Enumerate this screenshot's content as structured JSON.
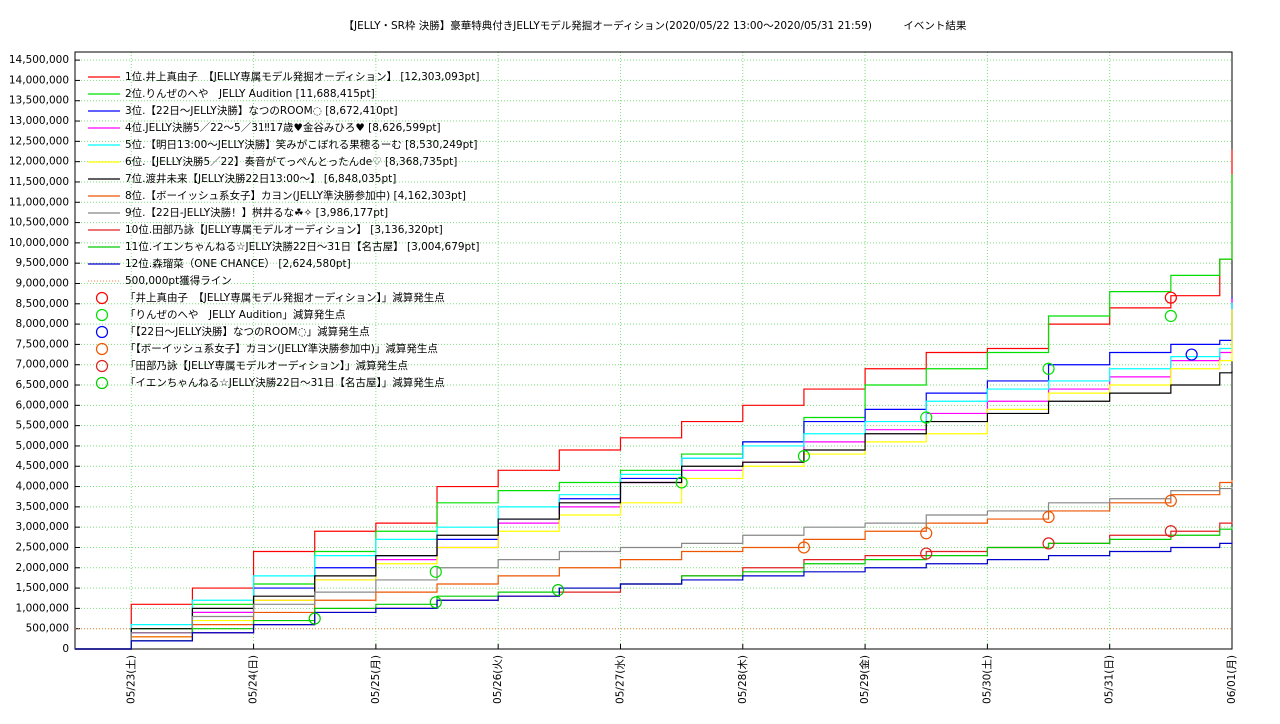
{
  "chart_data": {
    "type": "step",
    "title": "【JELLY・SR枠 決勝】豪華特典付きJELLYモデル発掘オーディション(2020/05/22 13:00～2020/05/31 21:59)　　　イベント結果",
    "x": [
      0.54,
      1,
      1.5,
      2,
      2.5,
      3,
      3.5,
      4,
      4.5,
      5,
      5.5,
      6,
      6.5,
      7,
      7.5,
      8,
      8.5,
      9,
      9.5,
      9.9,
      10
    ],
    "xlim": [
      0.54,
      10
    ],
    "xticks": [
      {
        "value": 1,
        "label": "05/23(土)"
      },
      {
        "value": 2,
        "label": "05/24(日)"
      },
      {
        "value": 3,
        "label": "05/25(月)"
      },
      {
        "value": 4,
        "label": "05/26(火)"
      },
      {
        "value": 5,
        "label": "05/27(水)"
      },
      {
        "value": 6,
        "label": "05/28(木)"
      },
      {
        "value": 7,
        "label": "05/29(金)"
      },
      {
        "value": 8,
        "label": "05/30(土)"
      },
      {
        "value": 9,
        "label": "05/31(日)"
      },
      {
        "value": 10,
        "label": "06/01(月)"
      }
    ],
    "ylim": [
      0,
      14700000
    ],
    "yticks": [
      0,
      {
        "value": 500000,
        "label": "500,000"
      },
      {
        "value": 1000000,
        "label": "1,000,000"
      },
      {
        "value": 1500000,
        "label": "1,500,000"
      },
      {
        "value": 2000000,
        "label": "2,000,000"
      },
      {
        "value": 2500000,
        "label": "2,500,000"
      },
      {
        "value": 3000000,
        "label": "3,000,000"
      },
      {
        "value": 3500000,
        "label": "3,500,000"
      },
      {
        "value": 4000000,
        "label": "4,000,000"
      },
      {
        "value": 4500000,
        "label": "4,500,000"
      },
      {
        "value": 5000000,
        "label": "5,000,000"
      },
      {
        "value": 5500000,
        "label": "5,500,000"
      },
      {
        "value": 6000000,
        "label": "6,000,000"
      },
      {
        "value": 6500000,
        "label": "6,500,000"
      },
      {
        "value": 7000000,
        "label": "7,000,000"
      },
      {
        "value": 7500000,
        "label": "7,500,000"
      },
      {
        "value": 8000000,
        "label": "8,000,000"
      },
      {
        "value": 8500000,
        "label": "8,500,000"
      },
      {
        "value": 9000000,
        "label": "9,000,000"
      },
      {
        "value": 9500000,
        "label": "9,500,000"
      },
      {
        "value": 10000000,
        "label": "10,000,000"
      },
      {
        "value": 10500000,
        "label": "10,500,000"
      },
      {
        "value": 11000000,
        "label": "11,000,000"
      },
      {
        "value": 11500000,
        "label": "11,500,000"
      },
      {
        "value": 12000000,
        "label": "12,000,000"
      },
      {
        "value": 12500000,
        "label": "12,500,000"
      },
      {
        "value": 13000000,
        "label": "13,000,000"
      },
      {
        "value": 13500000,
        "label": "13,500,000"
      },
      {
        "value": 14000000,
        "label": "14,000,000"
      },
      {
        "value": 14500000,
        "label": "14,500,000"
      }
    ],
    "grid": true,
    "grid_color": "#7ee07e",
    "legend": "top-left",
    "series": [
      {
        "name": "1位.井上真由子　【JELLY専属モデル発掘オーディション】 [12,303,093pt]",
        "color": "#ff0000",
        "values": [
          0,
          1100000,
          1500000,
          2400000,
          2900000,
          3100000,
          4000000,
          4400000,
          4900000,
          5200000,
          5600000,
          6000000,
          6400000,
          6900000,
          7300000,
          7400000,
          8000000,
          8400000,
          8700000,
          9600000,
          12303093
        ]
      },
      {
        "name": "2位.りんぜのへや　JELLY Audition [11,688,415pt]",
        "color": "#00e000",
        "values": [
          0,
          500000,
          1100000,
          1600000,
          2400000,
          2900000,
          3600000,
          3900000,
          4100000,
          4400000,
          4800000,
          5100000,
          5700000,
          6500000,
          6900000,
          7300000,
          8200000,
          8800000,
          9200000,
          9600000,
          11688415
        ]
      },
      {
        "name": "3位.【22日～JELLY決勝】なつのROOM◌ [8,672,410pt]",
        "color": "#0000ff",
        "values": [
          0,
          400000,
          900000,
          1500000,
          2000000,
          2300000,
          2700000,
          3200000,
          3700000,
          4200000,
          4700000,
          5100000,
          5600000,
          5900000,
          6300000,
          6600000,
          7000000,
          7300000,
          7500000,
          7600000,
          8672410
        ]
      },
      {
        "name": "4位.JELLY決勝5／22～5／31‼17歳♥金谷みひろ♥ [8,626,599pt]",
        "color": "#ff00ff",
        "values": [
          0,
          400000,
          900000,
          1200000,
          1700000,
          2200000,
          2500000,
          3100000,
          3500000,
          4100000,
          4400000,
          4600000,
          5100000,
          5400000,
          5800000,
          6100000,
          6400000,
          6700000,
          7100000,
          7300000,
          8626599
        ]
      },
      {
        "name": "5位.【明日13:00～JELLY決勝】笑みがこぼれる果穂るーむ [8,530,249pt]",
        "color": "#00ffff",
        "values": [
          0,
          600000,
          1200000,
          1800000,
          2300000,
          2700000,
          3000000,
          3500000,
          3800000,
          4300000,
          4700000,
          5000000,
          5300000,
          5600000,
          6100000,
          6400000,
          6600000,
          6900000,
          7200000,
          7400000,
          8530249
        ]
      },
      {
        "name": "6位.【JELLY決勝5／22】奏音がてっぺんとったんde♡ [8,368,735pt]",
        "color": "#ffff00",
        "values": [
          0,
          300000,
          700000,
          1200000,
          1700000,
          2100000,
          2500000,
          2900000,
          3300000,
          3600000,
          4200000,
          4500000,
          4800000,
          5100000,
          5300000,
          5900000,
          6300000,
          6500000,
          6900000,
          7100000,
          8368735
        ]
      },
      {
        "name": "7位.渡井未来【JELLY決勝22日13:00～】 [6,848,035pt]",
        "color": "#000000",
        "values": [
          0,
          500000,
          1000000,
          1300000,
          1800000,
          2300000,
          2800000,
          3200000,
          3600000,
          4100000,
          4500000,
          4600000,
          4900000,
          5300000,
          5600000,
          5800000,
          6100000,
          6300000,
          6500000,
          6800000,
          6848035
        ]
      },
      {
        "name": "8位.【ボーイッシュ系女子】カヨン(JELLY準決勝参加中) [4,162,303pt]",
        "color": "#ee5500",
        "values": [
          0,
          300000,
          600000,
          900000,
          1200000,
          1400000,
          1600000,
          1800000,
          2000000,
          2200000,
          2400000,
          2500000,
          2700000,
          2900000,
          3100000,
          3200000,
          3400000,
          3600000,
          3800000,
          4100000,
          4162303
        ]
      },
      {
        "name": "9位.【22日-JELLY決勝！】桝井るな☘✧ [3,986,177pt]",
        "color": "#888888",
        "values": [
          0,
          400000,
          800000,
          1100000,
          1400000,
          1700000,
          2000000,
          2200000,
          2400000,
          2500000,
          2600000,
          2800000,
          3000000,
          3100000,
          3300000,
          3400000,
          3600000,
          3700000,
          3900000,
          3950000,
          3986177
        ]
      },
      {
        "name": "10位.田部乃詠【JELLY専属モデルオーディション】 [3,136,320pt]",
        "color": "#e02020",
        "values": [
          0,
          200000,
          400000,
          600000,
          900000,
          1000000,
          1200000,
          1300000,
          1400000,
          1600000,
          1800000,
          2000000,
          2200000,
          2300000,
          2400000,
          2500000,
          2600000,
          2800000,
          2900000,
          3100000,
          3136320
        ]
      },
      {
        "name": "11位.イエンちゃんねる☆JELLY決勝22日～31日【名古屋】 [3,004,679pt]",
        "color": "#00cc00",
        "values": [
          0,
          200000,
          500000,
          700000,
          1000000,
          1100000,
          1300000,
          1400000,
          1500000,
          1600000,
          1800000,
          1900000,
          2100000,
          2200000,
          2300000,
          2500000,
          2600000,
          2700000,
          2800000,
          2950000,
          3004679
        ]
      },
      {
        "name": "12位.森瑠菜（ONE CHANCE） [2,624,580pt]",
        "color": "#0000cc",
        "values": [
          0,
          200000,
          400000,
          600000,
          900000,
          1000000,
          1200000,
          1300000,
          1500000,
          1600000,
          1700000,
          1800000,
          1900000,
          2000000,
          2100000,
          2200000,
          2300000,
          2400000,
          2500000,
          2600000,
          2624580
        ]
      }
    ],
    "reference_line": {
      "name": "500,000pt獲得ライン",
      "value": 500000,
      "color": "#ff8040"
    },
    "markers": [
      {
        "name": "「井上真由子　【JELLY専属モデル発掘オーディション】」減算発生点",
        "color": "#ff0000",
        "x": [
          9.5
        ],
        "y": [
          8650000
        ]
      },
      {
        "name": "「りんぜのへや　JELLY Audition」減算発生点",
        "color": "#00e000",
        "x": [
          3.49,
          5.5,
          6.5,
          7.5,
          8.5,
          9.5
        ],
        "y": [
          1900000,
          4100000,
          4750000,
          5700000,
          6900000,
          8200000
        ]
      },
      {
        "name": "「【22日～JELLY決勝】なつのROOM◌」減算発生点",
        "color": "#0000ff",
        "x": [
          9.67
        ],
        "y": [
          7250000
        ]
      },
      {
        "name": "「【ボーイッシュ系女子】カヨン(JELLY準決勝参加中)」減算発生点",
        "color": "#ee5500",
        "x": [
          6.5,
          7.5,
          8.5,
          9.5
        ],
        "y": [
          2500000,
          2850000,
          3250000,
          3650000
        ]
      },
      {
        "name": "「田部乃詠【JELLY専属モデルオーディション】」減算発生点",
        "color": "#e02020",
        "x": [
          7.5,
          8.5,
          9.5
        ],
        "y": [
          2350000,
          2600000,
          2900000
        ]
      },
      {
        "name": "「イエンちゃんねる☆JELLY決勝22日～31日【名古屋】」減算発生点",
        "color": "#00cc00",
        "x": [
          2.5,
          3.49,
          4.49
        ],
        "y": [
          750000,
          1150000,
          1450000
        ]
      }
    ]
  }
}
===
• What you will do
Find every line with "JELLY専属モデル発掘オーディション" in the listing and state how many there are, nothing else.

• Answer in full
2